Collected data entries:
..........
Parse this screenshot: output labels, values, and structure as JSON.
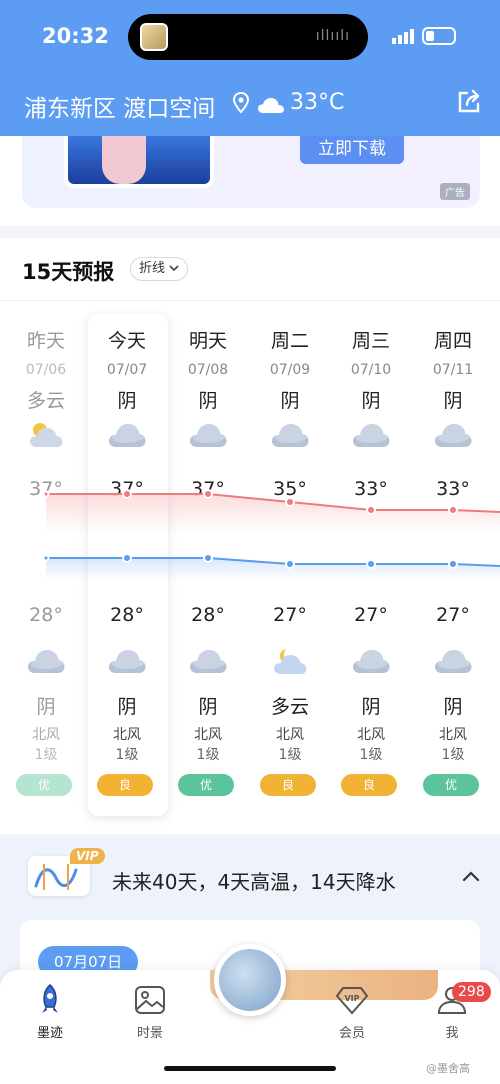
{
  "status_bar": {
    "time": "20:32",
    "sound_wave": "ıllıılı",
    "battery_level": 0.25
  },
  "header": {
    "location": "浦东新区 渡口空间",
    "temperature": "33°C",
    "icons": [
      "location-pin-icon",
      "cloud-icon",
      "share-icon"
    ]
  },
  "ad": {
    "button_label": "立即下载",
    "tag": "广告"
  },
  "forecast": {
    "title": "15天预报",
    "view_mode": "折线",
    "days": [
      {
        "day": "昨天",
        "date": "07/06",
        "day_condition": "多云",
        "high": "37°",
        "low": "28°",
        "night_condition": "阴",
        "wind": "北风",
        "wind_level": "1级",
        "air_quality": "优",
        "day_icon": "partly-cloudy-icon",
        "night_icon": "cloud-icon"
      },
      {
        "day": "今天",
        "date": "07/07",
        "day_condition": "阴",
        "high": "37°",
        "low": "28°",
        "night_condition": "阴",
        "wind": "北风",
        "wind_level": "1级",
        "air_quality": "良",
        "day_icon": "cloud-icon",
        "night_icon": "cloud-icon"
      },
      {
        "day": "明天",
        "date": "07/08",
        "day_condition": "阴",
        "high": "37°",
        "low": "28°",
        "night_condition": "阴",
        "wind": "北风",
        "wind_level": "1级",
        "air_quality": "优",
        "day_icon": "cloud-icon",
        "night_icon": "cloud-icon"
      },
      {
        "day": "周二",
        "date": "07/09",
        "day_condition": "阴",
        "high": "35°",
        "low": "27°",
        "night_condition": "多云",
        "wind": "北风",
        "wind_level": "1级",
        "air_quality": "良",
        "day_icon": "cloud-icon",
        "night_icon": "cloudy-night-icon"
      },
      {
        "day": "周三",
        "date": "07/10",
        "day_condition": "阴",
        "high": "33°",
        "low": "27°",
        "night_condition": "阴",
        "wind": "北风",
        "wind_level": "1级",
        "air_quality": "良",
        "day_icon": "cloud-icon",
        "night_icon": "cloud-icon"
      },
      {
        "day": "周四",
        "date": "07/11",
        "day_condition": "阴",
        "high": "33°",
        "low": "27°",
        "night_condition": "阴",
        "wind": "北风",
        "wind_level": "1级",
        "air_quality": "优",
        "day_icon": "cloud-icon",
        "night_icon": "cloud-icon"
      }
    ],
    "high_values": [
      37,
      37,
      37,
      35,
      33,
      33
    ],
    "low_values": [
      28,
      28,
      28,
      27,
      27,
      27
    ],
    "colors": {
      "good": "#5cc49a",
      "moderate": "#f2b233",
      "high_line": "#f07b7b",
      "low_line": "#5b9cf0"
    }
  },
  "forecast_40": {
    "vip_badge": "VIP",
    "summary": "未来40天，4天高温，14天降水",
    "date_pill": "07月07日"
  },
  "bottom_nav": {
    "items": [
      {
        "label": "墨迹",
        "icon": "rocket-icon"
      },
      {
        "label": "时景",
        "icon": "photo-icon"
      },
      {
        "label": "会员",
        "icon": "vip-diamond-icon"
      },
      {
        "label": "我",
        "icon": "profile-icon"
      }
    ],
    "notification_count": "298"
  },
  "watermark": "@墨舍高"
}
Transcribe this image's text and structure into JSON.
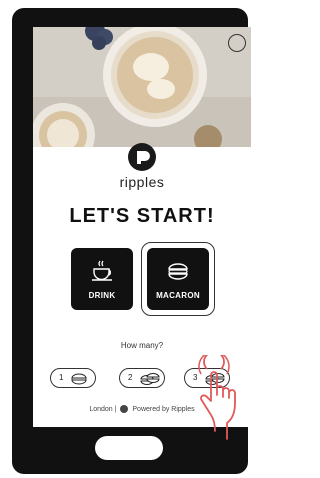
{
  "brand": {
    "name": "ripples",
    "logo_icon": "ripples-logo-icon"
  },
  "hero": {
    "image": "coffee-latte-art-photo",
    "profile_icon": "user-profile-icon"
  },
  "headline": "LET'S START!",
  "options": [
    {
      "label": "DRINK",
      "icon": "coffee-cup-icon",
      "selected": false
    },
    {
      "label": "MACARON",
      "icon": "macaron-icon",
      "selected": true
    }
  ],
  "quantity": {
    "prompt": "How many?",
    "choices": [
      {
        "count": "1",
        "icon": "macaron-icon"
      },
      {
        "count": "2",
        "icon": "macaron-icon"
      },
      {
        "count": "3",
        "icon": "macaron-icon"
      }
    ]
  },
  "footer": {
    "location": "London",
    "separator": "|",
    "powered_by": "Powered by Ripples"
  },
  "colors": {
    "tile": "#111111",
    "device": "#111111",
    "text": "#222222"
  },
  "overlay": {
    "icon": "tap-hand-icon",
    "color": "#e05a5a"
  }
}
..........
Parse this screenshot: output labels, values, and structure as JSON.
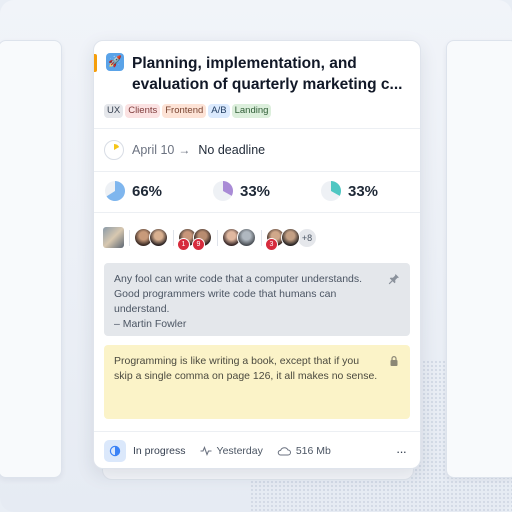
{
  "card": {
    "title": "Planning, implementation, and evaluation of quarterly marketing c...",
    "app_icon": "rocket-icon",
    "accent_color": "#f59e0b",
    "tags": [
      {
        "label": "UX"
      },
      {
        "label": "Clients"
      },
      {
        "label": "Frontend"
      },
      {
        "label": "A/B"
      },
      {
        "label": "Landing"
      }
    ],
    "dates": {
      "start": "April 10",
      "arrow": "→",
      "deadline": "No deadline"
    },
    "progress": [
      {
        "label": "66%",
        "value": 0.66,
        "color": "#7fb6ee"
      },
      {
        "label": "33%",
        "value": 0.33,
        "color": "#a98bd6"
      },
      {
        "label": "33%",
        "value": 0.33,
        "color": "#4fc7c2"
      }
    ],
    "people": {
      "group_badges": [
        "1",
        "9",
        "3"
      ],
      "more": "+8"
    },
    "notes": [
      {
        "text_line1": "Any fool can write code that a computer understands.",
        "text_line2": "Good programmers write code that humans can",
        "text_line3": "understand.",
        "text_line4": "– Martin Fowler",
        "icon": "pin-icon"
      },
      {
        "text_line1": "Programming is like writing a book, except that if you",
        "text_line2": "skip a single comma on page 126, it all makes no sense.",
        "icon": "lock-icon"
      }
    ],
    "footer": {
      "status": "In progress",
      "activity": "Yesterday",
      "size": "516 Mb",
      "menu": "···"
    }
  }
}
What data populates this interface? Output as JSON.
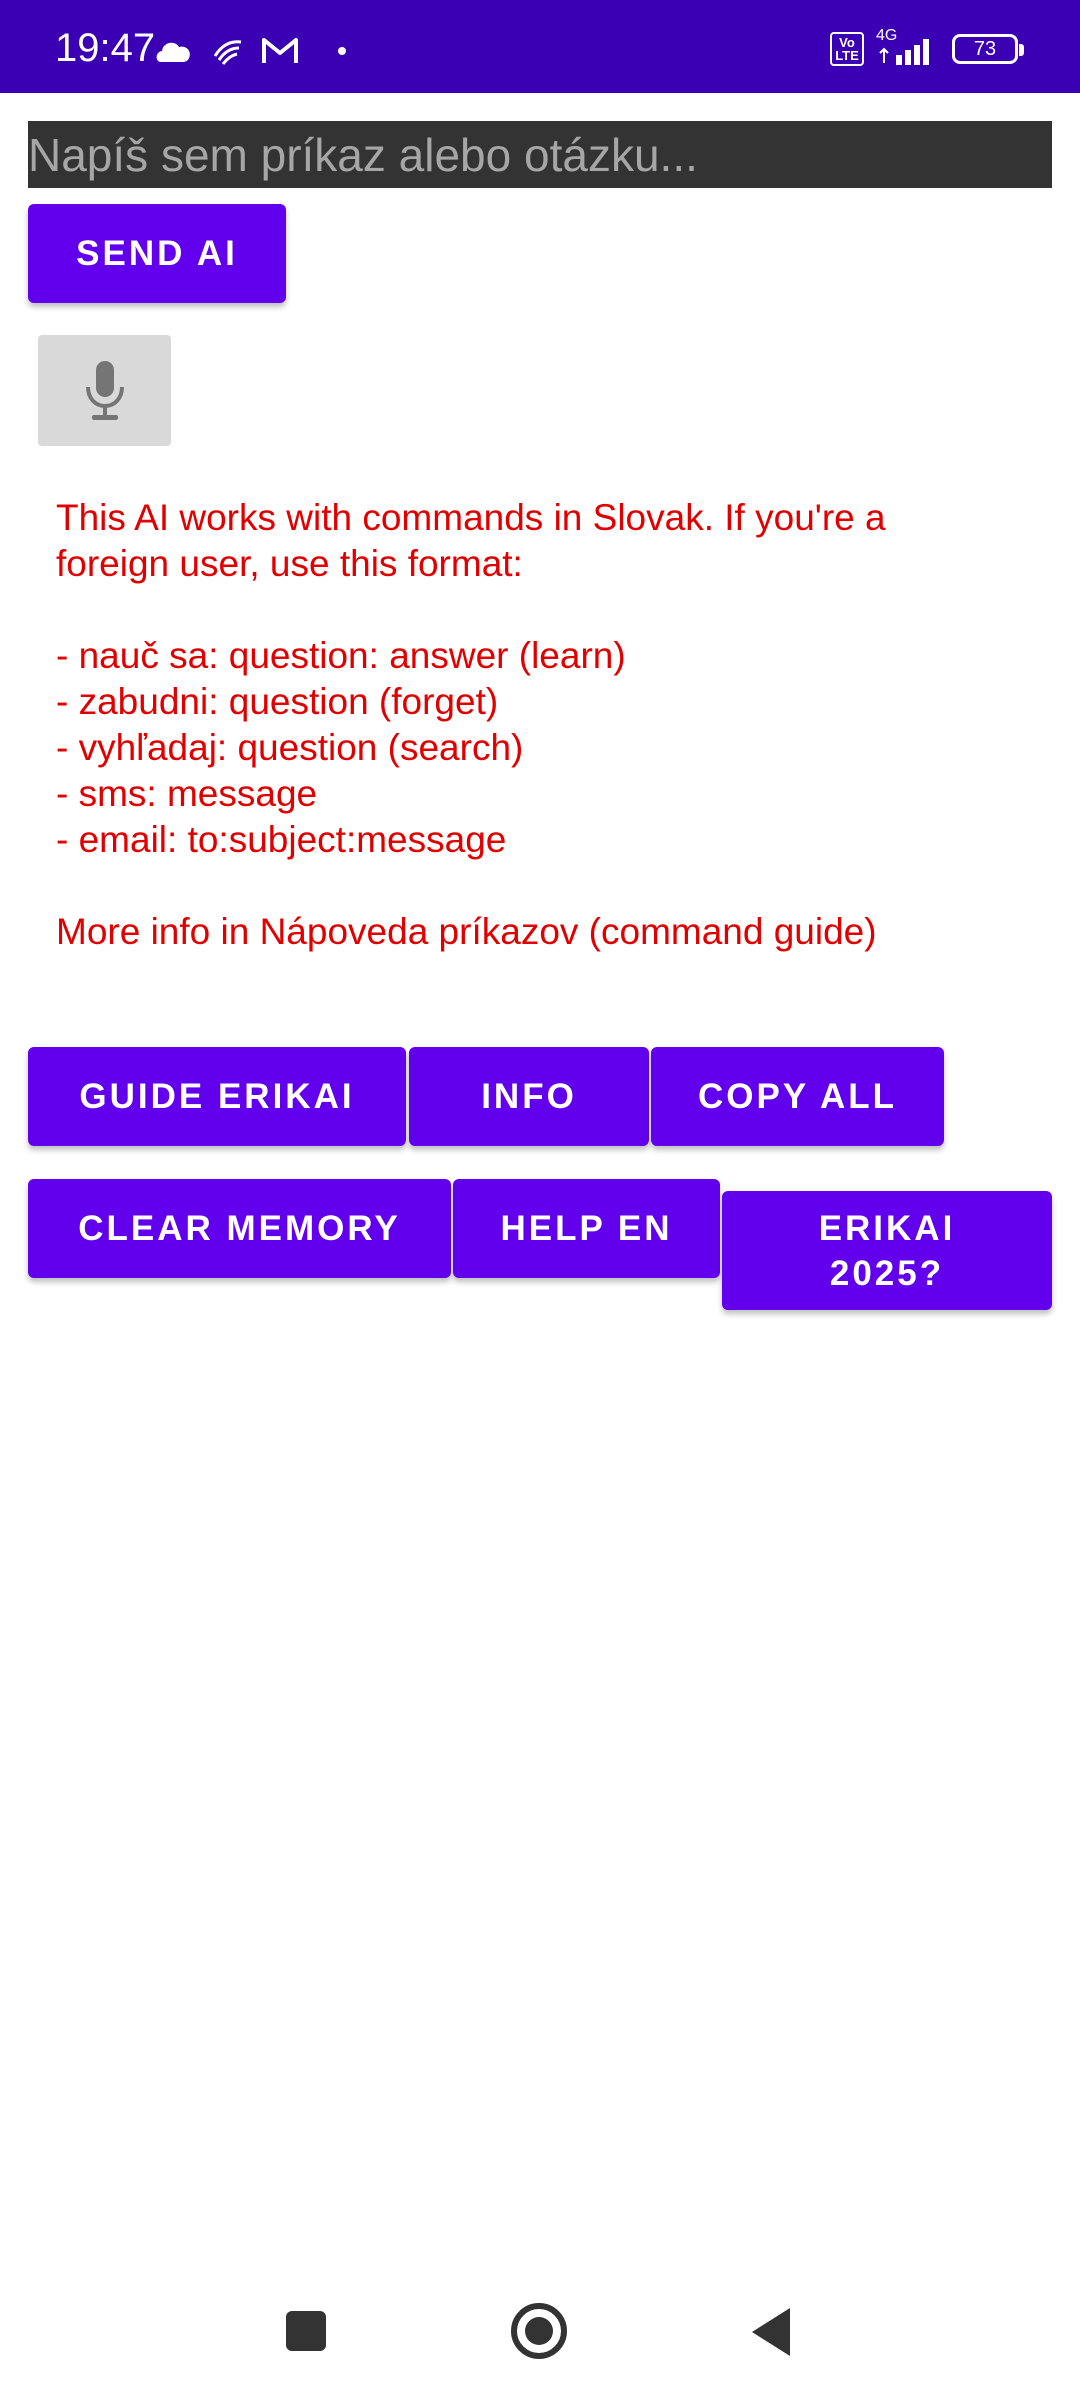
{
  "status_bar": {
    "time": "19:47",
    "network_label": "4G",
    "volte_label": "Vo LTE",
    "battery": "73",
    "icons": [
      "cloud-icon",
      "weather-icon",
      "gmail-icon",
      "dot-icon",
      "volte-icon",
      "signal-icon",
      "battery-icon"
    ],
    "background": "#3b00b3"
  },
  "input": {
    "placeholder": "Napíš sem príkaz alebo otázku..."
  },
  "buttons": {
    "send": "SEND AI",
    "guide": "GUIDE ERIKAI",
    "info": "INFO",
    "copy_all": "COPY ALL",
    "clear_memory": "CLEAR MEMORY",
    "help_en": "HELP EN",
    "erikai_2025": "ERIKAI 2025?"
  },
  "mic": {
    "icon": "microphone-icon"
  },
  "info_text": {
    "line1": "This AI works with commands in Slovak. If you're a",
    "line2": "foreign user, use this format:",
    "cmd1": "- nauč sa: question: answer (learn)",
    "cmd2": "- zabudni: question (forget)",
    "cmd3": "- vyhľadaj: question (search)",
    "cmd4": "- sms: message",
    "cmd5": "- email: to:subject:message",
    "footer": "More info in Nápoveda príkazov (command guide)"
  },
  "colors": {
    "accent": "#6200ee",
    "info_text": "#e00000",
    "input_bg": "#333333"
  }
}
..........
**Goal of the exercise:**
Count how many lines above include the word "question" and answer with that figure only.

**Written answer:**
3